Below are the records; collect from them each line containing the string "Size".

──────── Rows

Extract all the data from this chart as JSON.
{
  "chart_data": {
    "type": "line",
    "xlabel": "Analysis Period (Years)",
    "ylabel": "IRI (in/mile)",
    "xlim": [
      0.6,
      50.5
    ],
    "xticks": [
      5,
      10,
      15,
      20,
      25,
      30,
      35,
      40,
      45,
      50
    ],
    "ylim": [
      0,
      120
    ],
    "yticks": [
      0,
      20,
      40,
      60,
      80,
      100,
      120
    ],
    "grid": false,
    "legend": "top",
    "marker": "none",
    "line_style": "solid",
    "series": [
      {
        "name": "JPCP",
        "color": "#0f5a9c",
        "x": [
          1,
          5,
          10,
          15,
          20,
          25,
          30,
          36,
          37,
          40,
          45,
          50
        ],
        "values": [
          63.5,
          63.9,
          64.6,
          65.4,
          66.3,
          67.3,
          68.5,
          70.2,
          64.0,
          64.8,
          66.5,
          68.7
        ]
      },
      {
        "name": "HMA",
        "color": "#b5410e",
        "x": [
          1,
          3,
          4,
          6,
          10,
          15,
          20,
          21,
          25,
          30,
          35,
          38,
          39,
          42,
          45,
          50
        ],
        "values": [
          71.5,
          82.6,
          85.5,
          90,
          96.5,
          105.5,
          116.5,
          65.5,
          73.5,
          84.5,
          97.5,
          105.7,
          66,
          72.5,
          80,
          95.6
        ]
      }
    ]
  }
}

────────────────
──────── Rows

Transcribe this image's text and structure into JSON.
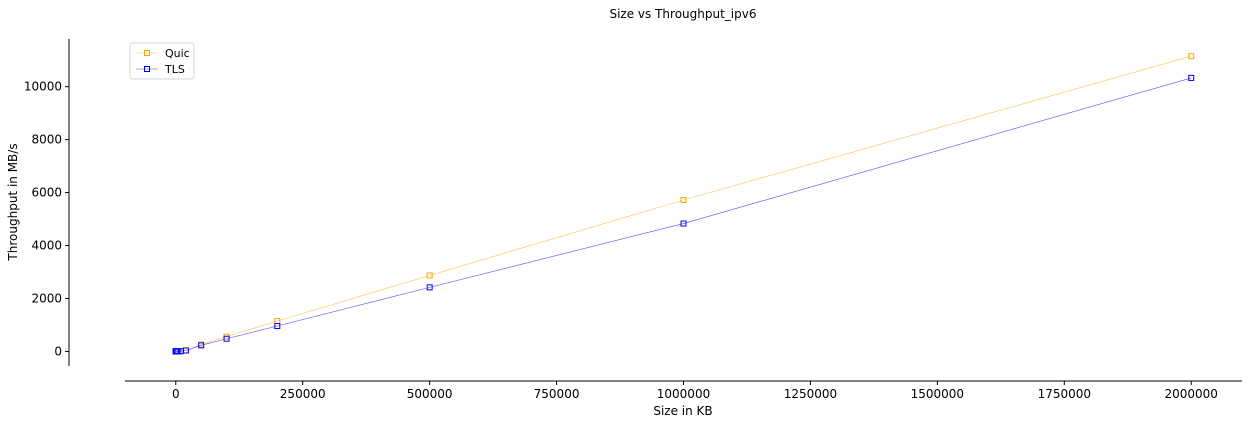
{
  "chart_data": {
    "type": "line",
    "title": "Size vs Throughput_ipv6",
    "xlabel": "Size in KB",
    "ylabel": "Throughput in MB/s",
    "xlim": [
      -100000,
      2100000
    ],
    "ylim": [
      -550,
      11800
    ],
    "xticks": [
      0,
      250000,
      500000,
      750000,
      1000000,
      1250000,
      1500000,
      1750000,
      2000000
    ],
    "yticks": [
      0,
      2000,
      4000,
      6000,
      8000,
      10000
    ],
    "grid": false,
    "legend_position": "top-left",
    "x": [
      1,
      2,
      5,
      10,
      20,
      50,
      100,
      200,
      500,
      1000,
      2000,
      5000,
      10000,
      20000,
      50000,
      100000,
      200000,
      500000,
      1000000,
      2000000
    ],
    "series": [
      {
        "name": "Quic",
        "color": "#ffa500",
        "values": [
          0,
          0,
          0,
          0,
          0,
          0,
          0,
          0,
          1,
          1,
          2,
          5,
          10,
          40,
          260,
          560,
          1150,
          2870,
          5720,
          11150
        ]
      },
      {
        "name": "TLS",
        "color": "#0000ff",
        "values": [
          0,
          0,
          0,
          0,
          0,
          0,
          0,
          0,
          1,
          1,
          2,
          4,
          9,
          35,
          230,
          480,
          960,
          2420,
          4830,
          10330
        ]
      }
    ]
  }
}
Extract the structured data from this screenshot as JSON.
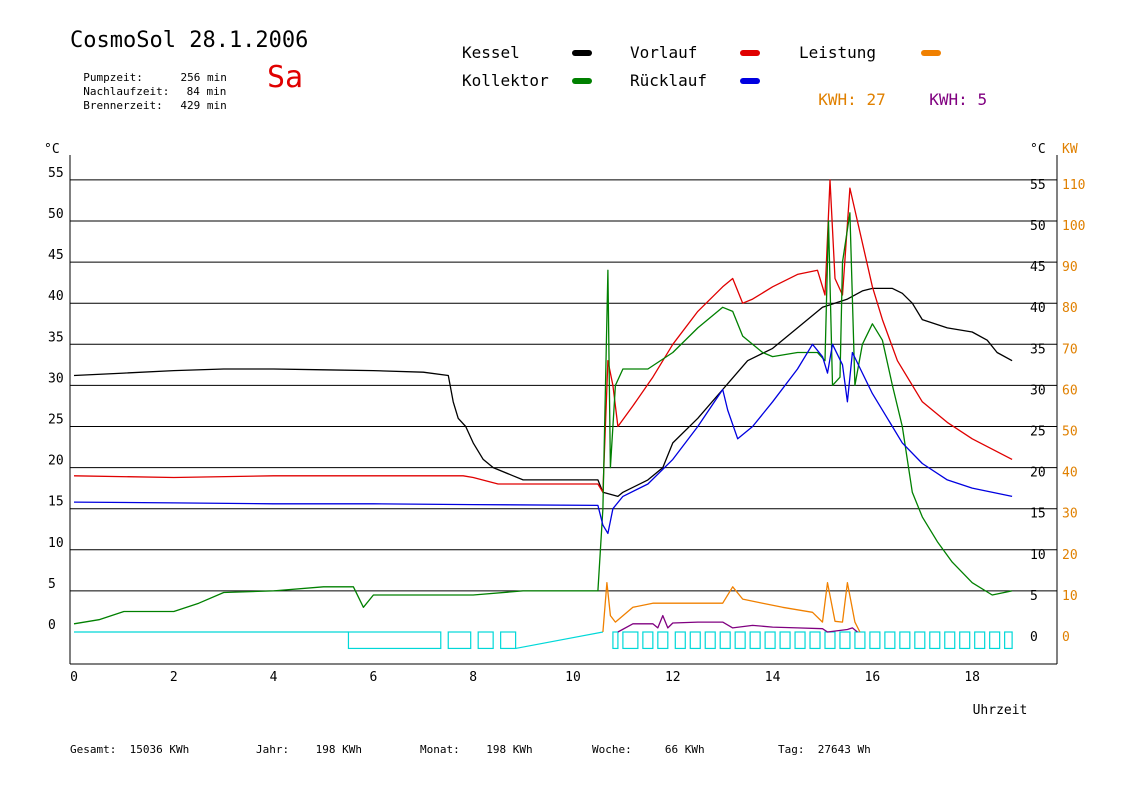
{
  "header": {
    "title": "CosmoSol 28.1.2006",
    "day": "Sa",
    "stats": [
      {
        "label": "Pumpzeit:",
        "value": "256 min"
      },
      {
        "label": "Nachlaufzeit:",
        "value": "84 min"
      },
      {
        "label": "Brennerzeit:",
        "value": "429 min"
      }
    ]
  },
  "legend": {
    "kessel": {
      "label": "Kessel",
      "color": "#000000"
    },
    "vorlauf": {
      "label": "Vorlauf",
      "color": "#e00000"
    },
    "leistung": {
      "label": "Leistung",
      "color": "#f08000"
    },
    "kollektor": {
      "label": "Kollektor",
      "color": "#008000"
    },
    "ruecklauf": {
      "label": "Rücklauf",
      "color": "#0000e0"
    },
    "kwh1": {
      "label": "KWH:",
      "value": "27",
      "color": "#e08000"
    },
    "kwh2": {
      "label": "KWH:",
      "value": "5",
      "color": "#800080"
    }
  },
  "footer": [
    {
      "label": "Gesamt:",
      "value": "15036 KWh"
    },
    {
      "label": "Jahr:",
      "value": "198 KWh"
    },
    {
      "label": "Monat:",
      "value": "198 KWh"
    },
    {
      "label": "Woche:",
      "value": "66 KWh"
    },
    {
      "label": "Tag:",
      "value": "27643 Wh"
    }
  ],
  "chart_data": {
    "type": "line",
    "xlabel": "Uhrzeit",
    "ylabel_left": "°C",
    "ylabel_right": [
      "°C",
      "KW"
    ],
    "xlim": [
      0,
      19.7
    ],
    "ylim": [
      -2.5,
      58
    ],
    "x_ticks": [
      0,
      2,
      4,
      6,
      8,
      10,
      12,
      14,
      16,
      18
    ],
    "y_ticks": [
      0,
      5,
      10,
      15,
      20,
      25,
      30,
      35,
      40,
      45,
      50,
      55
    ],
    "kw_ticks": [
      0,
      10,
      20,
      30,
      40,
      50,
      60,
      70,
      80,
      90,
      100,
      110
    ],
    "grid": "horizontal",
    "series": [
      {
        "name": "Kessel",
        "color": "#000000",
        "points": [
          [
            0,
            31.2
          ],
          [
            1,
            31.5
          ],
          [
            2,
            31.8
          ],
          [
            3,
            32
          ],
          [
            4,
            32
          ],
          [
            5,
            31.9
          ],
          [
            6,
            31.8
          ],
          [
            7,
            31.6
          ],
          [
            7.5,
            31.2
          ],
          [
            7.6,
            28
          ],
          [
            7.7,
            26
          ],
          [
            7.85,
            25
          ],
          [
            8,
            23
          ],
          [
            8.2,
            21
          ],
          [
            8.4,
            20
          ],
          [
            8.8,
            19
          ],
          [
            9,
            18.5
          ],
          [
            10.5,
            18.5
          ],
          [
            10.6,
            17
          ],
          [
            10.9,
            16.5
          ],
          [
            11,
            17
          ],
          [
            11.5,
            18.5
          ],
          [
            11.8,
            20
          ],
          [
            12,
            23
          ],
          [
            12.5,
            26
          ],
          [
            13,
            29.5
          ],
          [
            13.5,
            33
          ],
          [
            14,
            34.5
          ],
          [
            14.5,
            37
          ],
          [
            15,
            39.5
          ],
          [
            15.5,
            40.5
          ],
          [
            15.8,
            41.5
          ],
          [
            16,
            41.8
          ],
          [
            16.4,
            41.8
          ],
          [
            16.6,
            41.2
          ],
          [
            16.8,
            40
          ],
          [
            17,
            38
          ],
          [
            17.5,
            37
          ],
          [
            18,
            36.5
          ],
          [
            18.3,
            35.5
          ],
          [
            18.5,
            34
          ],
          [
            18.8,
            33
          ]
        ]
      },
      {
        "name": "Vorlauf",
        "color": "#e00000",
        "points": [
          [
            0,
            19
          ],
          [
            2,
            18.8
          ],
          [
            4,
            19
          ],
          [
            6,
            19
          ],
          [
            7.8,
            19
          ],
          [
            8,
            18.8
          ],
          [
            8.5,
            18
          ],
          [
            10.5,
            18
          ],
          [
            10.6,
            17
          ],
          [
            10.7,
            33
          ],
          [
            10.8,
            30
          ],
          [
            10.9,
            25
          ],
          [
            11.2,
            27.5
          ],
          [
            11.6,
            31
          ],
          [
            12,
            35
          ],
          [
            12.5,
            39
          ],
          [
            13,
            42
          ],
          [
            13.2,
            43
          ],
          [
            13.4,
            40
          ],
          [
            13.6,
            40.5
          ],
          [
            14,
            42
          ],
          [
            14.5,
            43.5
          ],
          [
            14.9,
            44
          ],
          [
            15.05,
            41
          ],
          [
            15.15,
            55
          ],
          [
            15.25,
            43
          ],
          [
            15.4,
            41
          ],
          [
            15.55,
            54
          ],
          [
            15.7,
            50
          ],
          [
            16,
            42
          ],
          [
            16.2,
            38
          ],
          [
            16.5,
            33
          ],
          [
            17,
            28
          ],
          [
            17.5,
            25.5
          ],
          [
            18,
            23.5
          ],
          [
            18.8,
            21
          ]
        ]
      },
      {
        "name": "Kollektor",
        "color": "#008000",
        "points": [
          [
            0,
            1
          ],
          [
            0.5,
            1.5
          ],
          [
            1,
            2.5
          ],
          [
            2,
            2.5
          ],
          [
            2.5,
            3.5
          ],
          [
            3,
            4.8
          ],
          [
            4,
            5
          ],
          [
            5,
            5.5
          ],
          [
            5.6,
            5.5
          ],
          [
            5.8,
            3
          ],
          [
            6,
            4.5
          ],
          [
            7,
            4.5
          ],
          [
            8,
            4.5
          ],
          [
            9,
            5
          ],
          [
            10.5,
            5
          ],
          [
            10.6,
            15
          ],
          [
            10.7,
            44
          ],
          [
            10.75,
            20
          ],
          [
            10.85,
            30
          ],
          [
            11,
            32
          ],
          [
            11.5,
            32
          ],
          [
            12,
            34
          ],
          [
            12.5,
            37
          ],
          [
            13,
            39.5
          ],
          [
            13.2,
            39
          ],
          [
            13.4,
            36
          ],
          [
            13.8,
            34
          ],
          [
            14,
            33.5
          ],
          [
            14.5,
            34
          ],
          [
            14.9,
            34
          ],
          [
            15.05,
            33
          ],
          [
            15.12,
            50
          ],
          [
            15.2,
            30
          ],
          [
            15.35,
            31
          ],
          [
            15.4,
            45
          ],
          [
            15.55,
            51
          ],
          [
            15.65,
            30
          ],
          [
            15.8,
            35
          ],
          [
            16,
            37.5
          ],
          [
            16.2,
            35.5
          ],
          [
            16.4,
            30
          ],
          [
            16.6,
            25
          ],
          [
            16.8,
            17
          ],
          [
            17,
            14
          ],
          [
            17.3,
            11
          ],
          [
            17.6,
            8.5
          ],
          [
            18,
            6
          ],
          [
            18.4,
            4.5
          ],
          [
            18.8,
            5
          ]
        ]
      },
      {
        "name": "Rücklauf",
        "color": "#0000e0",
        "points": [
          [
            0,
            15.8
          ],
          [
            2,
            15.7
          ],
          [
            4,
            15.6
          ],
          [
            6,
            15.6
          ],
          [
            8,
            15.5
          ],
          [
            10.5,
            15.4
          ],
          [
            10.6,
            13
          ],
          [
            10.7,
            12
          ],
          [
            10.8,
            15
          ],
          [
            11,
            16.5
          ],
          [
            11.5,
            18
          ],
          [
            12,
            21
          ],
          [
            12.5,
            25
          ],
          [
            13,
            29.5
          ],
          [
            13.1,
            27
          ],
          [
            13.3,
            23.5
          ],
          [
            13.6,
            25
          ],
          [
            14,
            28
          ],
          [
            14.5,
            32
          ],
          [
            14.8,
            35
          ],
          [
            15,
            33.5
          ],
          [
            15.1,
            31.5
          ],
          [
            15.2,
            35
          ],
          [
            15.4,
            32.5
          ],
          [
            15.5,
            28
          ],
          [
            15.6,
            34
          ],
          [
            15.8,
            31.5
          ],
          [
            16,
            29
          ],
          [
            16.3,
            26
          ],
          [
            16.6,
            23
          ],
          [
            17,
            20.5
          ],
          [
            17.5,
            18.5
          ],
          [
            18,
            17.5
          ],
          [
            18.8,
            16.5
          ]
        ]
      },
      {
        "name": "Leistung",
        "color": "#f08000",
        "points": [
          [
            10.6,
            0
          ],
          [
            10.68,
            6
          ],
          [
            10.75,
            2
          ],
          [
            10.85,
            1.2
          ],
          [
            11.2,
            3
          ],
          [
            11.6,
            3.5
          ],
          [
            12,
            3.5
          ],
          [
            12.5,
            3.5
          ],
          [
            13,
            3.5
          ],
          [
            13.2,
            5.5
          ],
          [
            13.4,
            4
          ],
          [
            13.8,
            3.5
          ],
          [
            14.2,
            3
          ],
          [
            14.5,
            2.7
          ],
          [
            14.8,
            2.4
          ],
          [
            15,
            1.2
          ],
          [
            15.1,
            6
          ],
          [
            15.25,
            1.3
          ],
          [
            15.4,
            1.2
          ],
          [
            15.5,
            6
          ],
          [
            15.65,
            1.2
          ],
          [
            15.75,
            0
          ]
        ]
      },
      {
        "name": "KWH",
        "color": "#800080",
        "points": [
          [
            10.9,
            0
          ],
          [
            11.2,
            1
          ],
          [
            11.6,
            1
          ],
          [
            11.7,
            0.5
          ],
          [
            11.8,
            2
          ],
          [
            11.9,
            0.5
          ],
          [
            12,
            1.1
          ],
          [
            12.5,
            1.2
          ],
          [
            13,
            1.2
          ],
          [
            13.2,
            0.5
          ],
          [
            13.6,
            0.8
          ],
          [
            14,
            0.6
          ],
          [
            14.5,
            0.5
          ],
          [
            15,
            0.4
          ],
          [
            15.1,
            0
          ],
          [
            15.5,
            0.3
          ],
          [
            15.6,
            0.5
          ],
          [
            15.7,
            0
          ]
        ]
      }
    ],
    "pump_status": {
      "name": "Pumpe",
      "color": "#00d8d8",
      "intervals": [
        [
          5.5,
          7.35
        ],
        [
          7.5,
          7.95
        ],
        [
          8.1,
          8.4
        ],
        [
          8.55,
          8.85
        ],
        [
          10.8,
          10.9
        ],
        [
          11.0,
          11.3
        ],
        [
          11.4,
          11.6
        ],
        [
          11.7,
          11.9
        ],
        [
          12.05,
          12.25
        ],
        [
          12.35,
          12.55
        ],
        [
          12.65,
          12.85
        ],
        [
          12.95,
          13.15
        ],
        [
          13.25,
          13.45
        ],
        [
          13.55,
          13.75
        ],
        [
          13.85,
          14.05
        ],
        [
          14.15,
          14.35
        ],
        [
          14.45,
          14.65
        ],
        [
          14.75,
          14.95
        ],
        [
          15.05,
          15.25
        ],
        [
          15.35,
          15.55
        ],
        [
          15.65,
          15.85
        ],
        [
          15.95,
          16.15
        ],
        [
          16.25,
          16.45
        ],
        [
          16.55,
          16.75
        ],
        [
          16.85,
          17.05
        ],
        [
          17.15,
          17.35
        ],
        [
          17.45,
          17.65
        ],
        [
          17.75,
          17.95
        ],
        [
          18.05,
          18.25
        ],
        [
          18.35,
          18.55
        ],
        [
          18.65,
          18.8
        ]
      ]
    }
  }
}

────────────────

▶ [Output for this task]
    "title": "Size vs Throughput_ipv6",
    "xlabel": "Size in KB",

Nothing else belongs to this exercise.